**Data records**
::::::::::

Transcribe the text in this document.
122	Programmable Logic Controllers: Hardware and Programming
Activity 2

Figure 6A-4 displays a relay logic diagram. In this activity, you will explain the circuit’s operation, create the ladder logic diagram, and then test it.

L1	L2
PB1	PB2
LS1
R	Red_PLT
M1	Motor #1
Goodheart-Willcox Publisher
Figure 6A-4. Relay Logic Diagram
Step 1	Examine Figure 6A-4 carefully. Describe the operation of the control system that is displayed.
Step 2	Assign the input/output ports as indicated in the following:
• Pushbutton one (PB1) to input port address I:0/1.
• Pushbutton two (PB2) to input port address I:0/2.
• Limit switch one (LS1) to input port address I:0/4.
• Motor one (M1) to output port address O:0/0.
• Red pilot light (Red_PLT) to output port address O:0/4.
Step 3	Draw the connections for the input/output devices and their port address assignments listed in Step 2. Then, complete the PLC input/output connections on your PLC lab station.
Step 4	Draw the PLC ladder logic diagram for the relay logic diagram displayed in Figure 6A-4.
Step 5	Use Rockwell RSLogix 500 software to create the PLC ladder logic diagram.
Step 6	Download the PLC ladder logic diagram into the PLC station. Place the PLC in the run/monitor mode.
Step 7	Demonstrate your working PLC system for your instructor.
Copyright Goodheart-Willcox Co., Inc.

::::::::::

List the lines of the records where "this" occurs.

Transcribe the text in this document.
Figure 6A-4 displays a relay logic diagram. In this activity, you will explain the circuit’s operation, create the ladder logic diagram, and then test it.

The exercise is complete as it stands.